Read through the entries below and return each line with the word "connection".

INPUT
= = = =

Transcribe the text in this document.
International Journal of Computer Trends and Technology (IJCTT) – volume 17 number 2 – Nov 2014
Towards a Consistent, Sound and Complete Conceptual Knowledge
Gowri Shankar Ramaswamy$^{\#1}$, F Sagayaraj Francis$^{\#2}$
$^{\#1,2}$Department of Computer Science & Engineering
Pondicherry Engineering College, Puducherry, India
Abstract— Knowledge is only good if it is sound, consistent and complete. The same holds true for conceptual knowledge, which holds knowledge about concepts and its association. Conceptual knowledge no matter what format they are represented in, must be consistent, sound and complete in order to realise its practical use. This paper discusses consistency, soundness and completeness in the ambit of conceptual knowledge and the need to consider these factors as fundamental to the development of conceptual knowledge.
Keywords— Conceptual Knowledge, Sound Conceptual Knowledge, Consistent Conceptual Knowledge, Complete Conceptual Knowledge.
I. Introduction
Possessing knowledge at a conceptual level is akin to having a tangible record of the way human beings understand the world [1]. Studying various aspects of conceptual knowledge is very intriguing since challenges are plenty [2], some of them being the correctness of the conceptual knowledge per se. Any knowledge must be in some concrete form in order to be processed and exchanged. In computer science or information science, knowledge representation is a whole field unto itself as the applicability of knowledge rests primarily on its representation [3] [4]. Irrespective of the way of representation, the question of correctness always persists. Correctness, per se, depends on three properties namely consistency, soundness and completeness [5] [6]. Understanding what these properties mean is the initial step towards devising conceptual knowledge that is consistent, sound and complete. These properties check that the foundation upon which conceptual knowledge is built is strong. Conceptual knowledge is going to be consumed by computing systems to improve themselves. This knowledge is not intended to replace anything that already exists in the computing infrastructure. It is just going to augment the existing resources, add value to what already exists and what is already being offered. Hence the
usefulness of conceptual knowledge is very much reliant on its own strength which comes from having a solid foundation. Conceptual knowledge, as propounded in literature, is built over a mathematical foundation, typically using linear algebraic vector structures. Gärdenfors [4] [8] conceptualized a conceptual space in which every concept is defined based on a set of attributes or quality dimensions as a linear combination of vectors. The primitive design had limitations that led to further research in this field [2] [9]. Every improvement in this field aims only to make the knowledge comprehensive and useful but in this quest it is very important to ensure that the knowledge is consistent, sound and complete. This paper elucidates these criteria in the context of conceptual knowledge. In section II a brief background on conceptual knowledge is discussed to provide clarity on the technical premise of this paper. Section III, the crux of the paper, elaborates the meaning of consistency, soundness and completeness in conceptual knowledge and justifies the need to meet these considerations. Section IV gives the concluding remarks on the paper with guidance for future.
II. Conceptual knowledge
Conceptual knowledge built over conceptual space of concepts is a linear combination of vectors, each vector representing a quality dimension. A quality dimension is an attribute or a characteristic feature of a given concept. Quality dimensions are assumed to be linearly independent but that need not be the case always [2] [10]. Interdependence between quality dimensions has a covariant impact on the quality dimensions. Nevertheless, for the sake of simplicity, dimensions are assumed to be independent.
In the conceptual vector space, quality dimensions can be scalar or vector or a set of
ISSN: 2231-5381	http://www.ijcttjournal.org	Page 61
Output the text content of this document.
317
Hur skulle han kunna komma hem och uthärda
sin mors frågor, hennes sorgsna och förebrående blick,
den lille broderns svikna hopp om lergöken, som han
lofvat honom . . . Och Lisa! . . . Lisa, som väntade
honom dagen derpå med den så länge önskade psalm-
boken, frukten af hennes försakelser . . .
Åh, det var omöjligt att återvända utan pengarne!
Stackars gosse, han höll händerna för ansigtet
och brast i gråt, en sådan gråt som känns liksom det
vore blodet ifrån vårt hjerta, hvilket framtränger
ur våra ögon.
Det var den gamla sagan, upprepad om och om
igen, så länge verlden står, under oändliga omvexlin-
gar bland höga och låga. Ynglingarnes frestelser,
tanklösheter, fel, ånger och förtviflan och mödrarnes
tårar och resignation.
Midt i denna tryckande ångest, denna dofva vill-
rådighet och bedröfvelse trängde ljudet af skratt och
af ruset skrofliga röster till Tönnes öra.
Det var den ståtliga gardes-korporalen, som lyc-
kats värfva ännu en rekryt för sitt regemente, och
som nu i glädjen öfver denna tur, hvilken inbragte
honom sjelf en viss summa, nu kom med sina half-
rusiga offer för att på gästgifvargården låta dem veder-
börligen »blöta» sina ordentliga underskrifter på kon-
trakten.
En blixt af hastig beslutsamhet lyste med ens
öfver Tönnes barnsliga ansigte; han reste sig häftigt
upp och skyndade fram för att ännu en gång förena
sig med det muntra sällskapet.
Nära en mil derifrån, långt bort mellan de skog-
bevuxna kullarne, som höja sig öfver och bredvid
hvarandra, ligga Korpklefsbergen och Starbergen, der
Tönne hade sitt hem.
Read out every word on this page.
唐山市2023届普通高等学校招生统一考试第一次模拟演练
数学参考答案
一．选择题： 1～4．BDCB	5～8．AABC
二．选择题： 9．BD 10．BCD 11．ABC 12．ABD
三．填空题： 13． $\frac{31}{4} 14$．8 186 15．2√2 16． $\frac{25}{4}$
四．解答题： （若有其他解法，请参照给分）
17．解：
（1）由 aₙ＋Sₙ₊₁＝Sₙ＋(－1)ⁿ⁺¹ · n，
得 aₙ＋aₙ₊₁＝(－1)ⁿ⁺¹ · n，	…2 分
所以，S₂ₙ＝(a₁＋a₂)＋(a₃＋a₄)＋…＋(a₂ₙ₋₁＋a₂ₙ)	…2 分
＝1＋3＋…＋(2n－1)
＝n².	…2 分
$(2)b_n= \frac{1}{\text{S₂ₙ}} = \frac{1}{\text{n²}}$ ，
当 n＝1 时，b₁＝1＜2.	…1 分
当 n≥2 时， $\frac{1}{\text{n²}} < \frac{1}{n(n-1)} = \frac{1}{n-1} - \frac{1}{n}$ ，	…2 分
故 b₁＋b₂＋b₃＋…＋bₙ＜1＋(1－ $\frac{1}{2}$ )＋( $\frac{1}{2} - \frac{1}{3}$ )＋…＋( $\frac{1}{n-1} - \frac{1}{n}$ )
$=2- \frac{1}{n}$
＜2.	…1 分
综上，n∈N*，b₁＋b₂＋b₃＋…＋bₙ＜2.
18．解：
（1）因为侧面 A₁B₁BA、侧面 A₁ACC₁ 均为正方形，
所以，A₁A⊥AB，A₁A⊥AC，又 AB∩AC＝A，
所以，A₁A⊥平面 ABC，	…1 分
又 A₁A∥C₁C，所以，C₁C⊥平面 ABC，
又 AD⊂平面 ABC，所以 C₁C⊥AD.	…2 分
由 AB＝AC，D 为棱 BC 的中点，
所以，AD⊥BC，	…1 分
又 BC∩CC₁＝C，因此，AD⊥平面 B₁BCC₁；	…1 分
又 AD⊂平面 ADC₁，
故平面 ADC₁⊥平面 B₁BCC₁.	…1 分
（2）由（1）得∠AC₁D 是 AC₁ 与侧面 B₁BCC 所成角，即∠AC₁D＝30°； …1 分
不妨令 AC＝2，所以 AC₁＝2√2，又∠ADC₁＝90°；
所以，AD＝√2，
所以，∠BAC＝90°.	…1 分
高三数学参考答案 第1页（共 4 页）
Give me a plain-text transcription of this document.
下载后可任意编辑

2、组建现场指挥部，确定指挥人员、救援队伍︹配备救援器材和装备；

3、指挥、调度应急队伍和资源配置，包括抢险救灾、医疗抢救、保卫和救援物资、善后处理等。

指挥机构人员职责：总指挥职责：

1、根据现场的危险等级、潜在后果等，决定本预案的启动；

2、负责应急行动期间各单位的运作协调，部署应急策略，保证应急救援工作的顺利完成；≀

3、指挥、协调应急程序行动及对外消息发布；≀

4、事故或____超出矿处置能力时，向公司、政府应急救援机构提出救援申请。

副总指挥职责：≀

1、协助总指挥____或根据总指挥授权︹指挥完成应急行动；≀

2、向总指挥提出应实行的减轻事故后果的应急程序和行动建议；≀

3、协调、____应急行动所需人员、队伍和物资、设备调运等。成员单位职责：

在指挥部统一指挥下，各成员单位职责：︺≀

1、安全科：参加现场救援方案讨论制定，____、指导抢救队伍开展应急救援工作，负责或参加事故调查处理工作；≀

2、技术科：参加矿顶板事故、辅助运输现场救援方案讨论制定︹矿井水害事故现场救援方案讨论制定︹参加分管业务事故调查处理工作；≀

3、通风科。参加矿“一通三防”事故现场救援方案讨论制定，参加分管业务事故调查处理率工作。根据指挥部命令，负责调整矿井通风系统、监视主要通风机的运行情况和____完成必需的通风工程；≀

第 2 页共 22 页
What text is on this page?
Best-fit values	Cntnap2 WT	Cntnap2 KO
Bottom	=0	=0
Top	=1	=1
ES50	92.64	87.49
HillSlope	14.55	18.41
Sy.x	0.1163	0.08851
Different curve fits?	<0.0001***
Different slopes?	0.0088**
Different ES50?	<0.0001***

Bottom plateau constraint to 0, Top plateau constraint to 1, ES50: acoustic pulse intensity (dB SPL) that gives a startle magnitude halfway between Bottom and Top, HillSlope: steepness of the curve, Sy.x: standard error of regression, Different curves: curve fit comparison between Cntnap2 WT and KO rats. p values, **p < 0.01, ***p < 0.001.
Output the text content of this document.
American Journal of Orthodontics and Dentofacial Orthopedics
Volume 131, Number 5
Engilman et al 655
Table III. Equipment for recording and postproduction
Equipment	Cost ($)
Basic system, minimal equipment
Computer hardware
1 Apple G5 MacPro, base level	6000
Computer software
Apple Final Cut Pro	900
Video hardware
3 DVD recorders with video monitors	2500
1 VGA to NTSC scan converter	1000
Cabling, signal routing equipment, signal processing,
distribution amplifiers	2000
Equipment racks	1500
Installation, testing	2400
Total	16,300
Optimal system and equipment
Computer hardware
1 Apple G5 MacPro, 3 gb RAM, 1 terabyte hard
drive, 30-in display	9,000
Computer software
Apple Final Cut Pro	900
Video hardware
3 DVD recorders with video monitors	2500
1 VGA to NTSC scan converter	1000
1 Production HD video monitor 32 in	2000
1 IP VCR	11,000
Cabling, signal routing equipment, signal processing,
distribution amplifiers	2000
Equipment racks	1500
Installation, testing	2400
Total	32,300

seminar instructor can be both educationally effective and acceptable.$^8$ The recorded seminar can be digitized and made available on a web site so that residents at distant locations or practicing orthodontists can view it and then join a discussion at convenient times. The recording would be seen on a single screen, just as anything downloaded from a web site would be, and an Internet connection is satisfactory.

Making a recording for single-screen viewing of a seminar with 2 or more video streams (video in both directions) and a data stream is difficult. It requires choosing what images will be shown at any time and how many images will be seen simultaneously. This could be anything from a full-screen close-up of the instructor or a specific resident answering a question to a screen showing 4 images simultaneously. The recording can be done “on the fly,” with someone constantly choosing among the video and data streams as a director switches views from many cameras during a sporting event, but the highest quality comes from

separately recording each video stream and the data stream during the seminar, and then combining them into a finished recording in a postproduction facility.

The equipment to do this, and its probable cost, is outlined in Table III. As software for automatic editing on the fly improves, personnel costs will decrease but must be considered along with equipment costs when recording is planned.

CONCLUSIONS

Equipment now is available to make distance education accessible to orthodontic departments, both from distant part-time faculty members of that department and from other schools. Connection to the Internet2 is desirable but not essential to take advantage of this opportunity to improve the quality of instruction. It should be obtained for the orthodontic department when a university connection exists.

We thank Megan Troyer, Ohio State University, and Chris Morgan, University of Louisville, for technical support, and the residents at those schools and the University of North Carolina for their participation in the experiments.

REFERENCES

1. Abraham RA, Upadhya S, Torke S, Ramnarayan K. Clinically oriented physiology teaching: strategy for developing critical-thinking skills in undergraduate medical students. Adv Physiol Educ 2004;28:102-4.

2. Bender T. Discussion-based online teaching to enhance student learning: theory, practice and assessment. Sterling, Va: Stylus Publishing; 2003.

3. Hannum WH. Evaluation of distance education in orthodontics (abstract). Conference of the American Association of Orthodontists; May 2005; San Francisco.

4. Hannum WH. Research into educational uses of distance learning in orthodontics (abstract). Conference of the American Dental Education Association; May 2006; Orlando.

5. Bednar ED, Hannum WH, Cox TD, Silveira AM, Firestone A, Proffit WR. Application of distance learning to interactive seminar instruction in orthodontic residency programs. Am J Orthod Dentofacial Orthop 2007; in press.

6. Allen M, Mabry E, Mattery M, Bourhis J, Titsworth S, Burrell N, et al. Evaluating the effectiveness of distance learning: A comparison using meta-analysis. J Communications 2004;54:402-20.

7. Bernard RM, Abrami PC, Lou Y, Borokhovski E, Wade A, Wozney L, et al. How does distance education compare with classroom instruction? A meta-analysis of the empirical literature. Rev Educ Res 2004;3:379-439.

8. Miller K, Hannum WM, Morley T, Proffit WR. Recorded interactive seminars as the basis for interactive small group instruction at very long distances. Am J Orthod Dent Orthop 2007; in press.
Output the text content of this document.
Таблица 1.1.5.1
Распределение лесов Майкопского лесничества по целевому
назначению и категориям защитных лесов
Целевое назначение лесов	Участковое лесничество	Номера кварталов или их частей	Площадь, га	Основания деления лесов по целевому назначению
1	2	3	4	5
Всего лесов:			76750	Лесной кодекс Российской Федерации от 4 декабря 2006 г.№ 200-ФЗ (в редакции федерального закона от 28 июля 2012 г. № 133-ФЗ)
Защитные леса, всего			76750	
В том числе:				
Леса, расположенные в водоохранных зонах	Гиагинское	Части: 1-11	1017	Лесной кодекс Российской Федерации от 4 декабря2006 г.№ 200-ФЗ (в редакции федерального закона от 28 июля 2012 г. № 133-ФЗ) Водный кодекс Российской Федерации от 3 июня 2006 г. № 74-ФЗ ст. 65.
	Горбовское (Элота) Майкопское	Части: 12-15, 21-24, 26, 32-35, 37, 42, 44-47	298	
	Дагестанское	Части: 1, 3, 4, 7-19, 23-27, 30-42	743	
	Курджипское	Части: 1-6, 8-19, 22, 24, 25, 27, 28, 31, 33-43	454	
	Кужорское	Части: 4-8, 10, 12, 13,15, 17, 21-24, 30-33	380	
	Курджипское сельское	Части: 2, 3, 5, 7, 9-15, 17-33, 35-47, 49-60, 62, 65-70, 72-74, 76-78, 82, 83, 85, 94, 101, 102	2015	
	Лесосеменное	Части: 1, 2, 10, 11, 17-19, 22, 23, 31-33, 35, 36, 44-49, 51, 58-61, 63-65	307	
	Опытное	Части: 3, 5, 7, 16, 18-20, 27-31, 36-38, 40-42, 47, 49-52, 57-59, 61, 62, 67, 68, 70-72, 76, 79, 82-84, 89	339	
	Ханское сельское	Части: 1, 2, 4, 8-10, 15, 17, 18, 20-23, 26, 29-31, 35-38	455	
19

= = = =

EXERCISE ANSWER
seminar instructor can be both educationally effective and acceptable.$^8$ The recorded seminar can be digitized and made available on a web site so that residents at distant locations or practicing orthodontists can view it and then join a discussion at convenient times. The recording would be seen on a single screen, just as anything downloaded from a web site would be, and an Internet connection is satisfactory.
Equipment now is available to make distance education accessible to orthodontic departments, both from distant part-time faculty members of that department and from other schools. Connection to the Internet2 is desirable but not essential to take advantage of this opportunity to improve the quality of instruction. It should be obtained for the orthodontic department when a university connection exists.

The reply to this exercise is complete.